**Problem statement:** Reproduce the following rows verbatim, with no change to any character.

*** Dataset entries ***

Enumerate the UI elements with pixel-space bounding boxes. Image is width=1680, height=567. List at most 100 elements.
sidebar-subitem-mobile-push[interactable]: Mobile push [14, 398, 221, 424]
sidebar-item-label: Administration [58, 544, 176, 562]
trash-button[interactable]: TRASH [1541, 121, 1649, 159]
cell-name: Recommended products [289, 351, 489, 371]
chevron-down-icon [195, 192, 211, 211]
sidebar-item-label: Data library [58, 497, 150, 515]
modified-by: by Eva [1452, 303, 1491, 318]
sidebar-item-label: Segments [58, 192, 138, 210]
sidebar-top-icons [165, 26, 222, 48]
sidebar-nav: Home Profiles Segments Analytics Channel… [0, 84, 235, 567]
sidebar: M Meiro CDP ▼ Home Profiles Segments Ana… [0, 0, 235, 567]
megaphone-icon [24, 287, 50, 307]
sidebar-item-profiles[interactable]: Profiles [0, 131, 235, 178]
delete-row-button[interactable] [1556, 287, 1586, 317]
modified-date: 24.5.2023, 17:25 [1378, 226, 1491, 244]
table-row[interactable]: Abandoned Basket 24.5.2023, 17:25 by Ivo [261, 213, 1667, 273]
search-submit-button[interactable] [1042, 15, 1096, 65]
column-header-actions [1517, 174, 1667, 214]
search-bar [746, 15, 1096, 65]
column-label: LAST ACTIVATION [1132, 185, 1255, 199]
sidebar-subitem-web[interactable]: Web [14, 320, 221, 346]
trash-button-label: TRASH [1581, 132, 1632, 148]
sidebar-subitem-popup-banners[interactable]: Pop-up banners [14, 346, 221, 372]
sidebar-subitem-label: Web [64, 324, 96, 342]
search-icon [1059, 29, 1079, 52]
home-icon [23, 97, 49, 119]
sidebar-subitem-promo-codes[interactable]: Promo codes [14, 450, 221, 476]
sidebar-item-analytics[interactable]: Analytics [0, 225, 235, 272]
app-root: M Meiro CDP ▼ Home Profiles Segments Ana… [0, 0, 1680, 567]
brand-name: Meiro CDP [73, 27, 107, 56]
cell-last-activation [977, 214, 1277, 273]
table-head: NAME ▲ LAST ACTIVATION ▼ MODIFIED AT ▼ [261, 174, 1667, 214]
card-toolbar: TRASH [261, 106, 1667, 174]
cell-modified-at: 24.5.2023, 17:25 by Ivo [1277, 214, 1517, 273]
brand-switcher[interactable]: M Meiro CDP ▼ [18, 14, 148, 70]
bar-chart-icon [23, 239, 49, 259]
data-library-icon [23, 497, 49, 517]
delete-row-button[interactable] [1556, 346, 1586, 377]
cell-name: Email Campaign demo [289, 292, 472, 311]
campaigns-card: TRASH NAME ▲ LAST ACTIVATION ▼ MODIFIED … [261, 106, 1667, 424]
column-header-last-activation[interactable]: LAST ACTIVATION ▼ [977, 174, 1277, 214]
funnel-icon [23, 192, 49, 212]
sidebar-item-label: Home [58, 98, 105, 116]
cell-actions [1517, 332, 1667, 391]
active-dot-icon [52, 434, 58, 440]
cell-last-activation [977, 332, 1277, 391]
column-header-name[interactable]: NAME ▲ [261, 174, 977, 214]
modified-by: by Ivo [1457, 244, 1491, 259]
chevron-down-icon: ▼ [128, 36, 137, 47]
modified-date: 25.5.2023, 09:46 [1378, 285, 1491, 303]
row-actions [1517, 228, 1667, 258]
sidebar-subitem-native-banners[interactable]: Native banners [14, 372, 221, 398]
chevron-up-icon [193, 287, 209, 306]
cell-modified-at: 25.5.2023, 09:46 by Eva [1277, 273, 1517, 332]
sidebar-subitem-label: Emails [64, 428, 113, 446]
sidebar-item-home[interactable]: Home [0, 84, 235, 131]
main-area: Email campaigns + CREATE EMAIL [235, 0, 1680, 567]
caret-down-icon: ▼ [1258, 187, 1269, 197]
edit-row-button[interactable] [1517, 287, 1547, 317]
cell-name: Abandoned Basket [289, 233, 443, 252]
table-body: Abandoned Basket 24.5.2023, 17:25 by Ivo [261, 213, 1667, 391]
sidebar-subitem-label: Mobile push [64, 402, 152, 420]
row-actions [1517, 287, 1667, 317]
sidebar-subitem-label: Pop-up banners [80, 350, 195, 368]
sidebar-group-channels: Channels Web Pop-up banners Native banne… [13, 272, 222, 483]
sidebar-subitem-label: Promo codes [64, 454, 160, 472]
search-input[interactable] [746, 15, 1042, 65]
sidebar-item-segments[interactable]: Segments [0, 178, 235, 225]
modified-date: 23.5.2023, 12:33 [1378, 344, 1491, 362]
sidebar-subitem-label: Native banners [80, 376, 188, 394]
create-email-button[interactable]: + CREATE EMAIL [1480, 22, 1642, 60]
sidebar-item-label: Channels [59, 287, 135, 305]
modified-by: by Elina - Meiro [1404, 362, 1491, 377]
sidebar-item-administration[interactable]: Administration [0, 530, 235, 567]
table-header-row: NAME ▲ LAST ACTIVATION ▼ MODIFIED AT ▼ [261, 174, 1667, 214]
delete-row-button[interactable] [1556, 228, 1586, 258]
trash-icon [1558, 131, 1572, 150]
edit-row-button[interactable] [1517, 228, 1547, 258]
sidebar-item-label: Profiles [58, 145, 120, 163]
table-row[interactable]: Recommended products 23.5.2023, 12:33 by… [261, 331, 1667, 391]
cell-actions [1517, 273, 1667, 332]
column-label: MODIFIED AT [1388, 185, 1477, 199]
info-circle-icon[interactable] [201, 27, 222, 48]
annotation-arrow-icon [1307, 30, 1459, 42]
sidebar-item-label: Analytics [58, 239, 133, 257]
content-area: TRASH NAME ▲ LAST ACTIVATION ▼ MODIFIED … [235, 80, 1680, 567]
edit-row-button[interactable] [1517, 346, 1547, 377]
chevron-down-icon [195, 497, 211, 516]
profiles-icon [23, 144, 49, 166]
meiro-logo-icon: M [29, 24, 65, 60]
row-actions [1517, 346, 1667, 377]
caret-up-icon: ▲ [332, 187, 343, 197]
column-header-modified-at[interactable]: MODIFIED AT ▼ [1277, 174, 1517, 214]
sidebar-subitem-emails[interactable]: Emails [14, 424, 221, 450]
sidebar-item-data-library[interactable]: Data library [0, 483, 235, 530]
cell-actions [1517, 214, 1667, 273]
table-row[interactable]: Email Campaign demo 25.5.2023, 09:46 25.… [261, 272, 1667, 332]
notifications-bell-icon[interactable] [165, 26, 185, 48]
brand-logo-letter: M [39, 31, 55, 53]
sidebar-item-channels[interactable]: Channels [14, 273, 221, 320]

***

**Completed exercise:**
Enumerate the UI elements with pixel-space bounding boxes. Image is width=1680, height=567. List at most 100 elements.
sidebar-subitem-mobile-push[interactable]: Mobile push [14, 398, 221, 424]
sidebar-item-label: Administration [58, 544, 176, 562]
trash-button[interactable]: TRASH [1541, 121, 1649, 159]
cell-name: Recommended products [289, 351, 489, 371]
chevron-down-icon [195, 192, 211, 211]
sidebar-item-label: Data library [58, 497, 150, 515]
modified-by: by Eva [1452, 303, 1491, 318]
sidebar-item-label: Segments [58, 192, 138, 210]
sidebar-top-icons [165, 26, 222, 48]
sidebar-nav: Home Profiles Segments Analytics Channel… [0, 84, 235, 567]
sidebar: M Meiro CDP ▼ Home Profiles Segments Ana… [0, 0, 235, 567]
megaphone-icon [24, 287, 50, 307]
sidebar-item-profiles[interactable]: Profiles [0, 131, 235, 178]
delete-row-button[interactable] [1556, 287, 1586, 317]
modified-date: 24.5.2023, 17:25 [1378, 226, 1491, 244]
table-row[interactable]: Abandoned Basket 24.5.2023, 17:25 by Ivo [261, 213, 1667, 273]
search-submit-button[interactable] [1042, 15, 1096, 65]
column-header-actions [1517, 174, 1667, 214]
search-bar [746, 15, 1096, 65]
column-label: LAST ACTIVATION [1132, 185, 1255, 199]
sidebar-subitem-web[interactable]: Web [14, 320, 221, 346]
trash-button-label: TRASH [1581, 132, 1632, 148]
sidebar-subitem-popup-banners[interactable]: Pop-up banners [14, 346, 221, 372]
sidebar-subitem-label: Web [64, 324, 96, 342]
search-icon [1059, 29, 1079, 52]
home-icon [23, 97, 49, 119]
sidebar-subitem-promo-codes[interactable]: Promo codes [14, 450, 221, 476]
sidebar-item-analytics[interactable]: Analytics [0, 225, 235, 272]
app-root: M Meiro CDP ▼ Home Profiles Segments Ana… [0, 0, 1680, 567]
brand-name: Meiro CDP [73, 27, 107, 56]
cell-last-activation [977, 214, 1277, 273]
table-head: NAME ▲ LAST ACTIVATION ▼ MODIFIED AT ▼ [261, 174, 1667, 214]
card-toolbar: TRASH [261, 106, 1667, 174]
cell-modified-at: 24.5.2023, 17:25 by Ivo [1277, 214, 1517, 273]
brand-switcher[interactable]: M Meiro CDP ▼ [18, 14, 148, 70]
bar-chart-icon [23, 239, 49, 259]
data-library-icon [23, 497, 49, 517]
delete-row-button[interactable] [1556, 346, 1586, 377]
cell-name: Email Campaign demo [289, 292, 472, 311]
campaigns-card: TRASH NAME ▲ LAST ACTIVATION ▼ MODIFIED … [261, 106, 1667, 424]
column-header-last-activation[interactable]: LAST ACTIVATION ▼ [977, 174, 1277, 214]
funnel-icon [23, 192, 49, 212]
sidebar-item-label: Home [58, 98, 105, 116]
cell-actions [1517, 332, 1667, 391]
active-dot-icon [52, 434, 58, 440]
cell-last-activation [977, 332, 1277, 391]
column-header-name[interactable]: NAME ▲ [261, 174, 977, 214]
modified-by: by Ivo [1457, 244, 1491, 259]
chevron-down-icon: ▼ [128, 36, 137, 47]
modified-date: 25.5.2023, 09:46 [1378, 285, 1491, 303]
row-actions [1517, 228, 1667, 258]
sidebar-subitem-native-banners[interactable]: Native banners [14, 372, 221, 398]
chevron-up-icon [193, 287, 209, 306]
cell-modified-at: 25.5.2023, 09:46 by Eva [1277, 273, 1517, 332]
sidebar-subitem-label: Emails [64, 428, 113, 446]
sidebar-item-home[interactable]: Home [0, 84, 235, 131]
main-area: Email campaigns + CREATE EMAIL [235, 0, 1680, 567]
caret-down-icon: ▼ [1258, 187, 1269, 197]
edit-row-button[interactable] [1517, 287, 1547, 317]
cell-name: Abandoned Basket [289, 233, 443, 252]
table-body: Abandoned Basket 24.5.2023, 17:25 by Ivo [261, 213, 1667, 391]
sidebar-subitem-label: Mobile push [64, 402, 152, 420]
row-actions [1517, 287, 1667, 317]
sidebar-subitem-label: Pop-up banners [80, 350, 195, 368]
sidebar-group-channels: Channels Web Pop-up banners Native banne… [13, 272, 222, 483]
sidebar-subitem-label: Promo codes [64, 454, 160, 472]
search-input[interactable] [746, 15, 1042, 65]
sidebar-item-segments[interactable]: Segments [0, 178, 235, 225]
modified-date: 23.5.2023, 12:33 [1378, 344, 1491, 362]
sidebar-subitem-label: Native banners [80, 376, 188, 394]
create-email-button[interactable]: + CREATE EMAIL [1480, 22, 1642, 60]
sidebar-item-label: Channels [59, 287, 135, 305]
modified-by: by Elina - Meiro [1404, 362, 1491, 377]
sidebar-item-administration[interactable]: Administration [0, 530, 235, 567]
table-header-row: NAME ▲ LAST ACTIVATION ▼ MODIFIED AT ▼ [261, 174, 1667, 214]
delete-row-button[interactable] [1556, 228, 1586, 258]
trash-icon [1558, 131, 1572, 150]
edit-row-button[interactable] [1517, 228, 1547, 258]
sidebar-item-label: Profiles [58, 145, 120, 163]
table-row[interactable]: Recommended products 23.5.2023, 12:33 by… [261, 331, 1667, 391]
cell-actions [1517, 273, 1667, 332]
column-label: MODIFIED AT [1388, 185, 1477, 199]
info-circle-icon[interactable] [201, 27, 222, 48]
annotation-arrow-icon [1307, 30, 1459, 42]
sidebar-item-label: Analytics [58, 239, 133, 257]
content-area: TRASH NAME ▲ LAST ACTIVATION ▼ MODIFIED … [235, 80, 1680, 567]
edit-row-button[interactable] [1517, 346, 1547, 377]
chevron-down-icon [195, 497, 211, 516]
profiles-icon [23, 144, 49, 166]
meiro-logo-icon: M [29, 24, 65, 60]
row-actions [1517, 346, 1667, 377]
caret-up-icon: ▲ [332, 187, 343, 197]
column-header-modified-at[interactable]: MODIFIED AT ▼ [1277, 174, 1517, 214]
sidebar-subitem-emails[interactable]: Emails [14, 424, 221, 450]
sidebar-item-data-library[interactable]: Data library [0, 483, 235, 530]
cell-actions [1517, 214, 1667, 273]
table-row[interactable]: Email Campaign demo 25.5.2023, 09:46 25.… [261, 272, 1667, 332]
notifications-bell-icon[interactable] [165, 26, 185, 48]
brand-logo-letter: M [39, 31, 55, 53]
sidebar-item-channels[interactable]: Channels [14, 273, 221, 320]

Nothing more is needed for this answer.